EXERCISE MATERIALS »
------------------------

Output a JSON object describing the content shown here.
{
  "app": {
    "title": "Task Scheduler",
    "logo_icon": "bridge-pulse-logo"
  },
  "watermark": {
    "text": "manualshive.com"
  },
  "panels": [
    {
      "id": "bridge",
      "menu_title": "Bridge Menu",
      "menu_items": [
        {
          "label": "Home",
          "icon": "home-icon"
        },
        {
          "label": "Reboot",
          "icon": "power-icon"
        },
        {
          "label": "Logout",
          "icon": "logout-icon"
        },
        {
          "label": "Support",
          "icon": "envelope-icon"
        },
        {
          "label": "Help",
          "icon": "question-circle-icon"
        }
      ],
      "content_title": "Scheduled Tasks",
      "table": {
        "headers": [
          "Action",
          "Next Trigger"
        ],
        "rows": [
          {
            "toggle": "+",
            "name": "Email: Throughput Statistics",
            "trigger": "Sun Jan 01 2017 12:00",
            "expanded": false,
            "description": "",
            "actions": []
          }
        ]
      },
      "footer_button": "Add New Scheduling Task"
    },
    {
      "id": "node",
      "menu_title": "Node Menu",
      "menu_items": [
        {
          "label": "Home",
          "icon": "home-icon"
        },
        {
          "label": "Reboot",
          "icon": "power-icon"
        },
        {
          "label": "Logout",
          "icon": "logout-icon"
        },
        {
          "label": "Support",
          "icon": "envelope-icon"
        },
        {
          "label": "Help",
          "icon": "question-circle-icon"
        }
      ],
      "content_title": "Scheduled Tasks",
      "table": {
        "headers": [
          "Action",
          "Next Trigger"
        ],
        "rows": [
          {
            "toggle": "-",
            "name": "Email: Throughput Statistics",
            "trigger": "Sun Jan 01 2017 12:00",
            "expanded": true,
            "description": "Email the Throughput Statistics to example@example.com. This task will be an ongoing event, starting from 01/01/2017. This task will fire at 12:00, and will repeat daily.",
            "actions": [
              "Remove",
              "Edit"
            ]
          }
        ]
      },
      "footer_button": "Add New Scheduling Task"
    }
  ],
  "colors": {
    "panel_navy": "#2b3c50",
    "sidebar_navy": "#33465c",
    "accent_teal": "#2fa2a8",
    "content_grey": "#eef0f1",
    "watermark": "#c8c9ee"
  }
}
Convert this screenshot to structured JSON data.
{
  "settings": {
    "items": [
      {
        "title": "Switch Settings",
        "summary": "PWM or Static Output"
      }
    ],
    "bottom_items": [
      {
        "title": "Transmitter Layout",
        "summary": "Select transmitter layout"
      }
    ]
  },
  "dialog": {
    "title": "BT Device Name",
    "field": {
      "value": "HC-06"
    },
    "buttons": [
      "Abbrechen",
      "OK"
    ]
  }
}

------------------------

TASK GOAL » Your task is to give the records above again, exactly.

SOLUTION TO THIS EXERCISE »
Output a JSON object describing the content shown here.
{
  "app": {
    "title": "Task Scheduler",
    "logo_icon": "bridge-pulse-logo"
  },
  "watermark": {
    "text": "manualshive.com"
  },
  "panels": [
    {
      "id": "bridge",
      "menu_title": "Bridge Menu",
      "menu_items": [
        {
          "label": "Home",
          "icon": "home-icon"
        },
        {
          "label": "Reboot",
          "icon": "power-icon"
        },
        {
          "label": "Logout",
          "icon": "logout-icon"
        },
        {
          "label": "Support",
          "icon": "envelope-icon"
        },
        {
          "label": "Help",
          "icon": "question-circle-icon"
        }
      ],
      "content_title": "Scheduled Tasks",
      "table": {
        "headers": [
          "Action",
          "Next Trigger"
        ],
        "rows": [
          {
            "toggle": "+",
            "name": "Email: Throughput Statistics",
            "trigger": "Sun Jan 01 2017 12:00",
            "expanded": false,
            "description": "",
            "actions": []
          }
        ]
      },
      "footer_button": "Add New Scheduling Task"
    },
    {
      "id": "node",
      "menu_title": "Node Menu",
      "menu_items": [
        {
          "label": "Home",
          "icon": "home-icon"
        },
        {
          "label": "Reboot",
          "icon": "power-icon"
        },
        {
          "label": "Logout",
          "icon": "logout-icon"
        },
        {
          "label": "Support",
          "icon": "envelope-icon"
        },
        {
          "label": "Help",
          "icon": "question-circle-icon"
        }
      ],
      "content_title": "Scheduled Tasks",
      "table": {
        "headers": [
          "Action",
          "Next Trigger"
        ],
        "rows": [
          {
            "toggle": "-",
            "name": "Email: Throughput Statistics",
            "trigger": "Sun Jan 01 2017 12:00",
            "expanded": true,
            "description": "Email the Throughput Statistics to example@example.com. This task will be an ongoing event, starting from 01/01/2017. This task will fire at 12:00, and will repeat daily.",
            "actions": [
              "Remove",
              "Edit"
            ]
          }
        ]
      },
      "footer_button": "Add New Scheduling Task"
    }
  ],
  "colors": {
    "panel_navy": "#2b3c50",
    "sidebar_navy": "#33465c",
    "accent_teal": "#2fa2a8",
    "content_grey": "#eef0f1",
    "watermark": "#c8c9ee"
  }
}
Convert this screenshot to structured JSON data.
{
  "settings": {
    "items": [
      {
        "title": "Switch Settings",
        "summary": "PWM or Static Output"
      }
    ],
    "bottom_items": [
      {
        "title": "Transmitter Layout",
        "summary": "Select transmitter layout"
      }
    ]
  },
  "dialog": {
    "title": "BT Device Name",
    "field": {
      "value": "HC-06"
    },
    "buttons": [
      "Abbrechen",
      "OK"
    ]
  }
}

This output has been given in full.